**Records for processing**

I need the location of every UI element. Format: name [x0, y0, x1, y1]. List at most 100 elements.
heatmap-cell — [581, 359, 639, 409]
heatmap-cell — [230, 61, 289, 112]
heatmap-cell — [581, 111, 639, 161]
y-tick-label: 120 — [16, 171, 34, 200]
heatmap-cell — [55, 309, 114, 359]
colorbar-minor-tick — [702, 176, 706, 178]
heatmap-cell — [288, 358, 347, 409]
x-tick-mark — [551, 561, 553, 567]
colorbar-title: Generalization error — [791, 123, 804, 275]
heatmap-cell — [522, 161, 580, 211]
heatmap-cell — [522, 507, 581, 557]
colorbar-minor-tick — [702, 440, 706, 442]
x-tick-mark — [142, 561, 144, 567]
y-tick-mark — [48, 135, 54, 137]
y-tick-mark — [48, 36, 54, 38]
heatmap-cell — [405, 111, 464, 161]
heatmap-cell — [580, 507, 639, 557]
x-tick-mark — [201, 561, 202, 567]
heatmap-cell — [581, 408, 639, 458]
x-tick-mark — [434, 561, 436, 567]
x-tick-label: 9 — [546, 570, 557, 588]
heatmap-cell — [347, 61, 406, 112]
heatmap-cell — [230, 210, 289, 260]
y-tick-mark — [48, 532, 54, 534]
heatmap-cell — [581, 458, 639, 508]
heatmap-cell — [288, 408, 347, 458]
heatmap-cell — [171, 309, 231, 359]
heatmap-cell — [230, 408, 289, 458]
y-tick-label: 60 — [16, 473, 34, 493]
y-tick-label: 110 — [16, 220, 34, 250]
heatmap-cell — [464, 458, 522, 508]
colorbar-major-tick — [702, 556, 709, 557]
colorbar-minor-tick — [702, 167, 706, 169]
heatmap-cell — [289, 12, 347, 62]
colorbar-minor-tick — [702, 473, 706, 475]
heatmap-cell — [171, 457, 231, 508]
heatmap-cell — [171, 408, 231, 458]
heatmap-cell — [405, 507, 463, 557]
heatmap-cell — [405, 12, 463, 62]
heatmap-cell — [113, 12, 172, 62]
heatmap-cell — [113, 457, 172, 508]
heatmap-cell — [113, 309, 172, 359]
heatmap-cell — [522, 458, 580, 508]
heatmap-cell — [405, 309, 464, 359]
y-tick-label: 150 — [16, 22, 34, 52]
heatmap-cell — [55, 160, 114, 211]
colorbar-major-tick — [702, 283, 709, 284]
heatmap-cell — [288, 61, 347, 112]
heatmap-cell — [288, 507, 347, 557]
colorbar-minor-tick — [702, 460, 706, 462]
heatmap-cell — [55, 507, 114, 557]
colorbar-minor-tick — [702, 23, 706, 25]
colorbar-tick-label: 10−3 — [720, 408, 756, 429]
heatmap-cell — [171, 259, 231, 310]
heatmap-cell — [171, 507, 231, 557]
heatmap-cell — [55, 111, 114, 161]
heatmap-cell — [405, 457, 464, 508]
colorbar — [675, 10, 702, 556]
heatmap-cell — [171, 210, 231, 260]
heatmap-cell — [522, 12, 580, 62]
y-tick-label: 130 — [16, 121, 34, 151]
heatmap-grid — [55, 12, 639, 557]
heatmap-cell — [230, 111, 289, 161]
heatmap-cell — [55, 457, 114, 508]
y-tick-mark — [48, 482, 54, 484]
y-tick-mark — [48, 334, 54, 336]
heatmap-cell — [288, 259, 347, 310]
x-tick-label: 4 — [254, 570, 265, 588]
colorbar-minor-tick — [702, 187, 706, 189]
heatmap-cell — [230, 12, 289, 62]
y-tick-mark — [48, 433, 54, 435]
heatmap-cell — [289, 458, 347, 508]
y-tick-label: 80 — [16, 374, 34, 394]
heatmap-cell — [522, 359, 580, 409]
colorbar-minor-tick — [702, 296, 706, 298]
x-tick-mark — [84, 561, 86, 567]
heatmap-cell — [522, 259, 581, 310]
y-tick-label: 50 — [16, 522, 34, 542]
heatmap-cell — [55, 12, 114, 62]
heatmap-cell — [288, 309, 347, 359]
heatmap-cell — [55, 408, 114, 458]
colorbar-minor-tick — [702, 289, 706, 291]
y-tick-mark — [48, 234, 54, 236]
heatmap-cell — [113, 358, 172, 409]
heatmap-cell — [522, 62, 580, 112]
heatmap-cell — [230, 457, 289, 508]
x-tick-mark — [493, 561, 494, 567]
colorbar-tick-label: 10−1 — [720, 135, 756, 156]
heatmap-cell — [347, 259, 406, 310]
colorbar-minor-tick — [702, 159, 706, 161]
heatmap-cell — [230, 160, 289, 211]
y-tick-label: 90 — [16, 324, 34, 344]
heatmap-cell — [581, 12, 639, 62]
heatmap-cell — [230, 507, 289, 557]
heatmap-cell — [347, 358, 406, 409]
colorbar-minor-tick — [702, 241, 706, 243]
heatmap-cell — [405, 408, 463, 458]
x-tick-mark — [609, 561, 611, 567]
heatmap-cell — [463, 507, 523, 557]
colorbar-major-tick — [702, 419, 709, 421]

**Exercise**
Repeat all of the data above word for word, line by line, without changing anything.

**Reply**
I need the location of every UI element. Format: name [x0, y0, x1, y1]. List at most 100 elements.
heatmap-cell — [581, 359, 639, 409]
heatmap-cell — [230, 61, 289, 112]
heatmap-cell — [581, 111, 639, 161]
y-tick-label: 120 — [16, 171, 34, 200]
heatmap-cell — [55, 309, 114, 359]
colorbar-minor-tick — [702, 176, 706, 178]
heatmap-cell — [288, 358, 347, 409]
x-tick-mark — [551, 561, 553, 567]
colorbar-title: Generalization error — [791, 123, 804, 275]
heatmap-cell — [522, 161, 580, 211]
heatmap-cell — [522, 507, 581, 557]
colorbar-minor-tick — [702, 440, 706, 442]
x-tick-mark — [142, 561, 144, 567]
y-tick-mark — [48, 135, 54, 137]
y-tick-mark — [48, 36, 54, 38]
heatmap-cell — [405, 111, 464, 161]
heatmap-cell — [580, 507, 639, 557]
x-tick-mark — [201, 561, 202, 567]
heatmap-cell — [581, 408, 639, 458]
x-tick-mark — [434, 561, 436, 567]
x-tick-label: 9 — [546, 570, 557, 588]
heatmap-cell — [347, 61, 406, 112]
heatmap-cell — [230, 210, 289, 260]
y-tick-mark — [48, 532, 54, 534]
heatmap-cell — [581, 458, 639, 508]
heatmap-cell — [288, 408, 347, 458]
heatmap-cell — [171, 309, 231, 359]
heatmap-cell — [230, 408, 289, 458]
y-tick-label: 60 — [16, 473, 34, 493]
y-tick-label: 110 — [16, 220, 34, 250]
heatmap-cell — [464, 458, 522, 508]
colorbar-major-tick — [702, 556, 709, 557]
colorbar-minor-tick — [702, 167, 706, 169]
heatmap-cell — [289, 12, 347, 62]
colorbar-minor-tick — [702, 473, 706, 475]
heatmap-cell — [171, 457, 231, 508]
heatmap-cell — [171, 408, 231, 458]
heatmap-cell — [405, 507, 463, 557]
heatmap-cell — [405, 12, 463, 62]
heatmap-cell — [113, 12, 172, 62]
heatmap-cell — [113, 457, 172, 508]
heatmap-cell — [113, 309, 172, 359]
heatmap-cell — [522, 458, 580, 508]
heatmap-cell — [405, 309, 464, 359]
y-tick-label: 150 — [16, 22, 34, 52]
heatmap-cell — [55, 160, 114, 211]
colorbar-major-tick — [702, 283, 709, 284]
heatmap-cell — [288, 61, 347, 112]
heatmap-cell — [288, 507, 347, 557]
colorbar-minor-tick — [702, 460, 706, 462]
heatmap-cell — [55, 507, 114, 557]
colorbar-minor-tick — [702, 23, 706, 25]
colorbar-tick-label: 10−3 — [720, 408, 756, 429]
heatmap-cell — [171, 259, 231, 310]
heatmap-cell — [171, 507, 231, 557]
heatmap-cell — [55, 111, 114, 161]
heatmap-cell — [405, 457, 464, 508]
colorbar — [675, 10, 702, 556]
heatmap-cell — [171, 210, 231, 260]
heatmap-cell — [522, 12, 580, 62]
y-tick-label: 130 — [16, 121, 34, 151]
heatmap-grid — [55, 12, 639, 557]
heatmap-cell — [230, 111, 289, 161]
heatmap-cell — [55, 457, 114, 508]
y-tick-mark — [48, 482, 54, 484]
y-tick-mark — [48, 334, 54, 336]
heatmap-cell — [288, 259, 347, 310]
x-tick-label: 4 — [254, 570, 265, 588]
colorbar-minor-tick — [702, 187, 706, 189]
heatmap-cell — [230, 12, 289, 62]
y-tick-mark — [48, 433, 54, 435]
heatmap-cell — [289, 458, 347, 508]
y-tick-label: 80 — [16, 374, 34, 394]
heatmap-cell — [522, 359, 580, 409]
colorbar-minor-tick — [702, 296, 706, 298]
x-tick-mark — [84, 561, 86, 567]
heatmap-cell — [522, 259, 581, 310]
y-tick-label: 50 — [16, 522, 34, 542]
heatmap-cell — [55, 12, 114, 62]
heatmap-cell — [288, 309, 347, 359]
heatmap-cell — [55, 408, 114, 458]
colorbar-minor-tick — [702, 289, 706, 291]
y-tick-mark — [48, 234, 54, 236]
heatmap-cell — [113, 358, 172, 409]
heatmap-cell — [522, 62, 580, 112]
heatmap-cell — [230, 457, 289, 508]
x-tick-mark — [493, 561, 494, 567]
colorbar-tick-label: 10−1 — [720, 135, 756, 156]
heatmap-cell — [347, 259, 406, 310]
colorbar-minor-tick — [702, 159, 706, 161]
heatmap-cell — [230, 160, 289, 211]
y-tick-label: 90 — [16, 324, 34, 344]
heatmap-cell — [581, 12, 639, 62]
heatmap-cell — [230, 507, 289, 557]
heatmap-cell — [347, 358, 406, 409]
colorbar-minor-tick — [702, 241, 706, 243]
heatmap-cell — [405, 408, 463, 458]
x-tick-mark — [609, 561, 611, 567]
heatmap-cell — [463, 507, 523, 557]
colorbar-major-tick — [702, 419, 709, 421]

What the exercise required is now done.